What you are asked to do: Calculate how many lines in the following records hold the word "Federal", and report that number without comment.

• • • • • • •

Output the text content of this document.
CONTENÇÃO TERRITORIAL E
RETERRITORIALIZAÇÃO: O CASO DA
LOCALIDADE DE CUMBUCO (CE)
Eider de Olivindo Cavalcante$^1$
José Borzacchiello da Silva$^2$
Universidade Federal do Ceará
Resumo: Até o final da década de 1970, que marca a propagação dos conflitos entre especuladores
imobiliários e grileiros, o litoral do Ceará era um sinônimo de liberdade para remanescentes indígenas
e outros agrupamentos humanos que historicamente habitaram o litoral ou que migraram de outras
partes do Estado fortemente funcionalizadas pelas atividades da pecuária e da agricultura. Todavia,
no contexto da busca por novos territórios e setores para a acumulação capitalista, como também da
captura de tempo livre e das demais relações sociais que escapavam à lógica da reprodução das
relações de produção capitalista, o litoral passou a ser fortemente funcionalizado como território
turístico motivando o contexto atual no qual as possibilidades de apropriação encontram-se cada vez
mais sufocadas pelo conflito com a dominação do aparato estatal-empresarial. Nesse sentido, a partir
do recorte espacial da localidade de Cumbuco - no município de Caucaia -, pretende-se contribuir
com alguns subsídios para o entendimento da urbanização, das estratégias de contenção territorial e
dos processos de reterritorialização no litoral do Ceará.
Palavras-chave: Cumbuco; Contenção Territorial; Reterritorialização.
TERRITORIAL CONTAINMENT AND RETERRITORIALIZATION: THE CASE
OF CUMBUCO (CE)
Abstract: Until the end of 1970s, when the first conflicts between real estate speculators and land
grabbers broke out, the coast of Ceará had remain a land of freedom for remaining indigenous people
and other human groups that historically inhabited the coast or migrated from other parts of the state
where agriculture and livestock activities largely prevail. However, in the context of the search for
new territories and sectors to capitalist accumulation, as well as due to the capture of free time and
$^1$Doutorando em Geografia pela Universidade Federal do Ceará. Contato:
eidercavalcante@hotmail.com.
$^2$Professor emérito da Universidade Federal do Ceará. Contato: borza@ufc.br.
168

• • • • • • •

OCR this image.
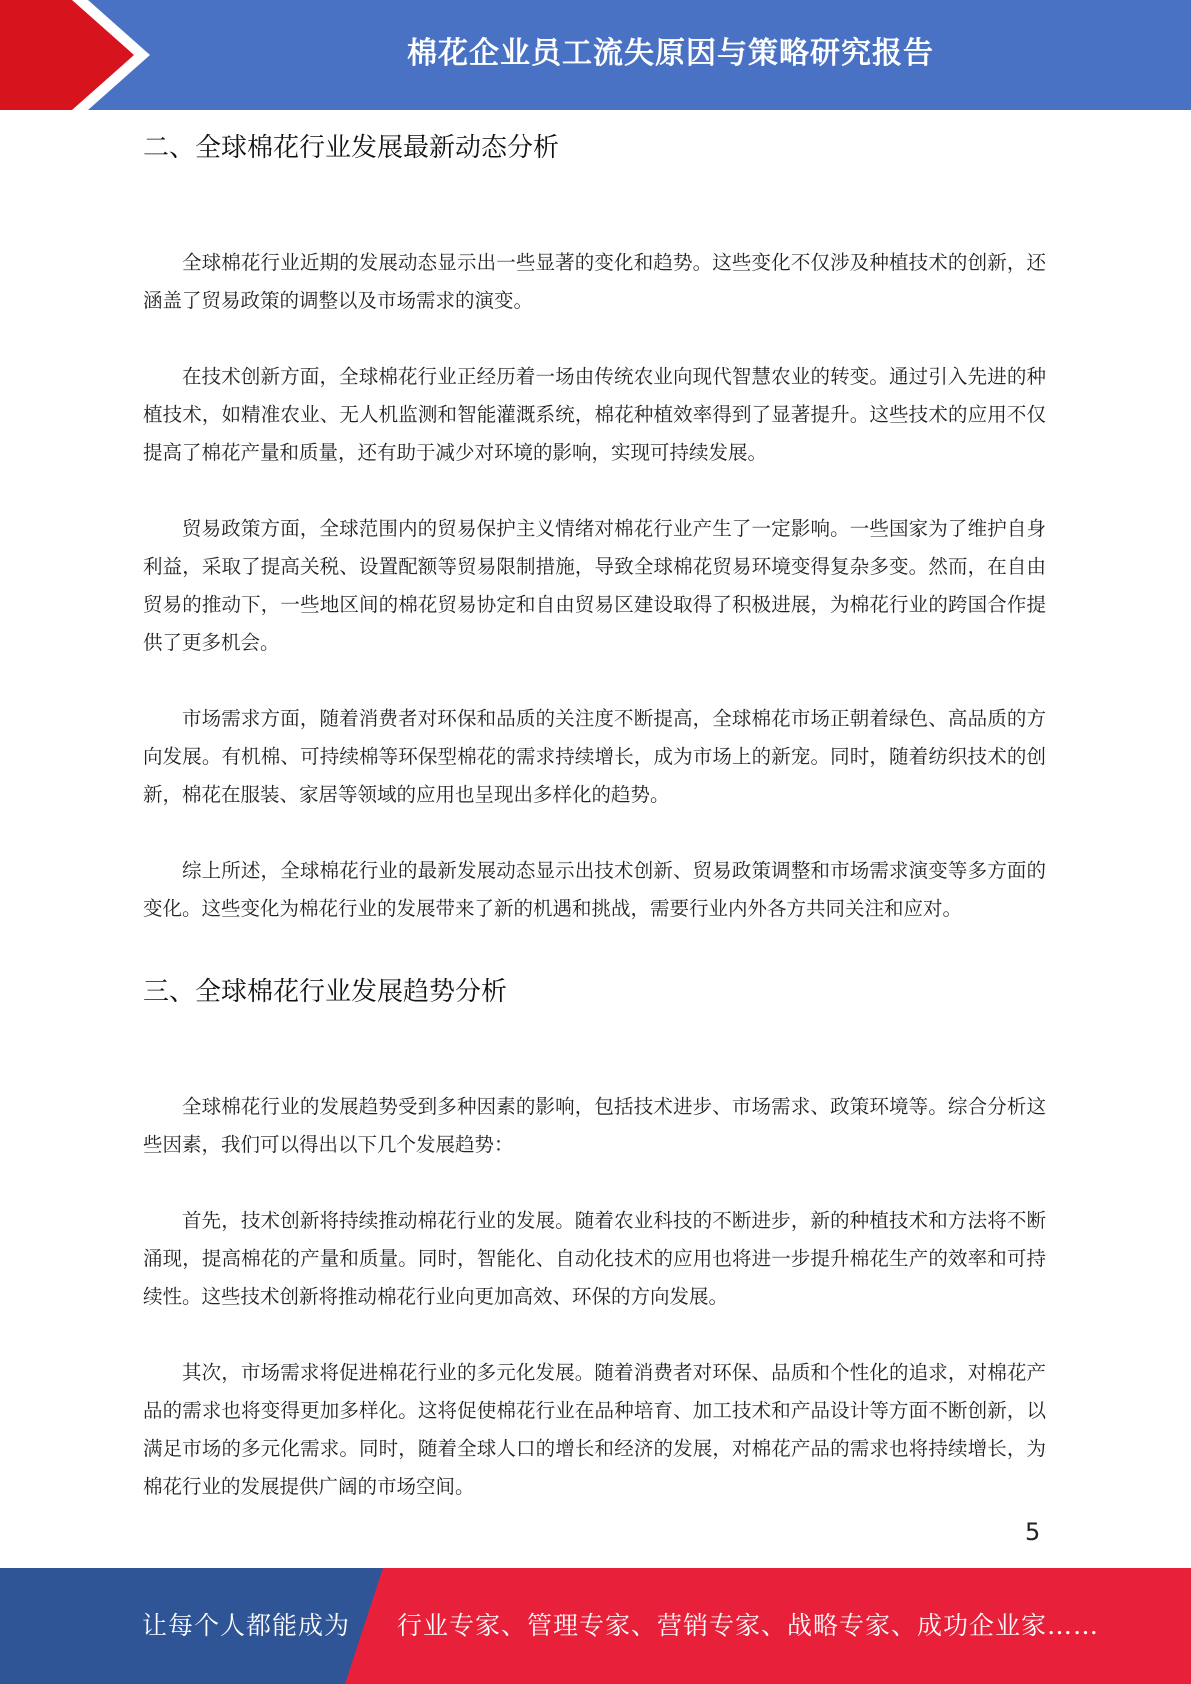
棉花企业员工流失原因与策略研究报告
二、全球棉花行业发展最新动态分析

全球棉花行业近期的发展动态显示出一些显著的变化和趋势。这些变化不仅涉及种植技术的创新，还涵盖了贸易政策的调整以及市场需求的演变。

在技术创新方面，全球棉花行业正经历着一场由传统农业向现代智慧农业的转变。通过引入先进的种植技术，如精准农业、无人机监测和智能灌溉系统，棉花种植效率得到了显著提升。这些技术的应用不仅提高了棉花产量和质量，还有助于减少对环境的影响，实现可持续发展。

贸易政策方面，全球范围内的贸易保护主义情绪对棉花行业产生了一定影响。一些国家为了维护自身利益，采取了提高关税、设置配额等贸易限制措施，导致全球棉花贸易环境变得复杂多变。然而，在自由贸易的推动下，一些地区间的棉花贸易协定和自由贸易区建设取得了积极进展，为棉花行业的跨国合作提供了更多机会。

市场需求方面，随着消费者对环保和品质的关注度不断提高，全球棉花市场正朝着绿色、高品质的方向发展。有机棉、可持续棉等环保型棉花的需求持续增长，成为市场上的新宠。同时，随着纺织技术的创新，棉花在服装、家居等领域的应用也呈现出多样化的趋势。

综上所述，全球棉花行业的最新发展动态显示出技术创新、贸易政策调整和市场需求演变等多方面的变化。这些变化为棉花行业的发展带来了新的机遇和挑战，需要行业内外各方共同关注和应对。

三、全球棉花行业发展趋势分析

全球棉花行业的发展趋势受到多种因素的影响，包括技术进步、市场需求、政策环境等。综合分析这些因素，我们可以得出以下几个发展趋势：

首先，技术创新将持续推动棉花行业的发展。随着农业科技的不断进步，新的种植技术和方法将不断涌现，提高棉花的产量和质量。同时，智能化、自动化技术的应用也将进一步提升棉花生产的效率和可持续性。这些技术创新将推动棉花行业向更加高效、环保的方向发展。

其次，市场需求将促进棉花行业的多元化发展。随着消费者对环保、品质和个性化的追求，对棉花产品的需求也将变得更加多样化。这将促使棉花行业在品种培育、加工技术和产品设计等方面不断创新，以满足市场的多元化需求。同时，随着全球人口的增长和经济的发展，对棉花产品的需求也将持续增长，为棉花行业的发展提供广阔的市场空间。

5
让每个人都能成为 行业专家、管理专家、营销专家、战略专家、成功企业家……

• • • • • • •

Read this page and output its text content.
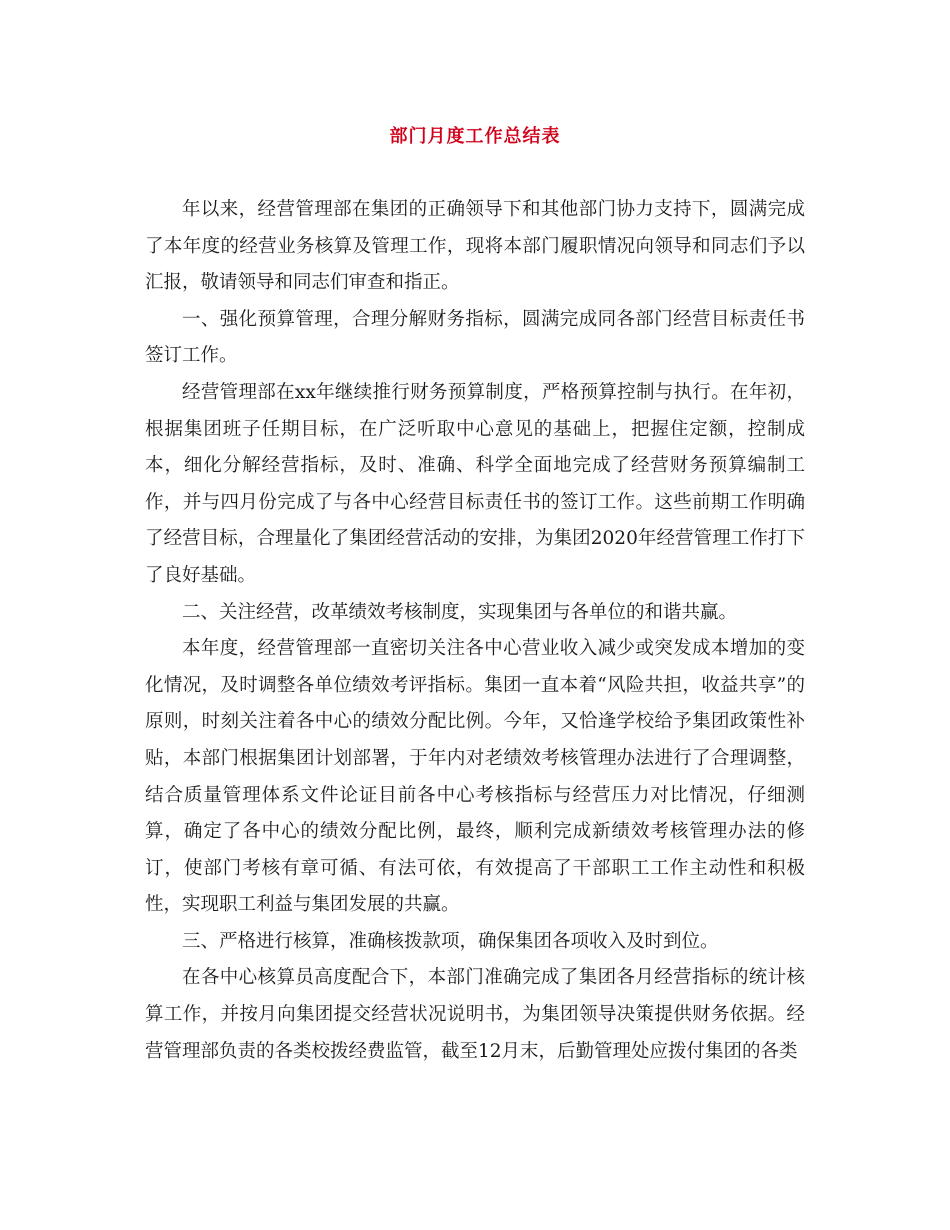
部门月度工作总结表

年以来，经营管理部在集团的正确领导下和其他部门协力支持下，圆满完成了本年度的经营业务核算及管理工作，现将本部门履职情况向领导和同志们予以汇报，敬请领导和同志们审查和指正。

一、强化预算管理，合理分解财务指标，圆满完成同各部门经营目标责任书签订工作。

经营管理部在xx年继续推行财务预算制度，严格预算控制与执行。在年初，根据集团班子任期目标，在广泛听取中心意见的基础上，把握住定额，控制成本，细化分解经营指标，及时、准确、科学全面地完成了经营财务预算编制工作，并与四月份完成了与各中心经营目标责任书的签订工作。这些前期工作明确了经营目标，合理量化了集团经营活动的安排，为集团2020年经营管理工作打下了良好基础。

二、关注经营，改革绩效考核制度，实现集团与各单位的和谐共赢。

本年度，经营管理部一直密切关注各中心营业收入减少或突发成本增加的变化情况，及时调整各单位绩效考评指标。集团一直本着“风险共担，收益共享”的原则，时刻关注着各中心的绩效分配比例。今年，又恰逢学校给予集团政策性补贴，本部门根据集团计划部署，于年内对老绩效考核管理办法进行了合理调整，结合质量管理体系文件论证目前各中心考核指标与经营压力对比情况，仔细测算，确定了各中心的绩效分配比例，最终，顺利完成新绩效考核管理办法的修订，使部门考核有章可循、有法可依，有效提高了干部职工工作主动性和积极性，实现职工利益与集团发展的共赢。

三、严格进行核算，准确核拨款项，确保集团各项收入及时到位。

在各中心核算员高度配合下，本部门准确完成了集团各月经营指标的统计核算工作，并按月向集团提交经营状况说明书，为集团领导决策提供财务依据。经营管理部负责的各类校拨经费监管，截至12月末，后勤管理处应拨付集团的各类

• • • • • • •

Answer below: 3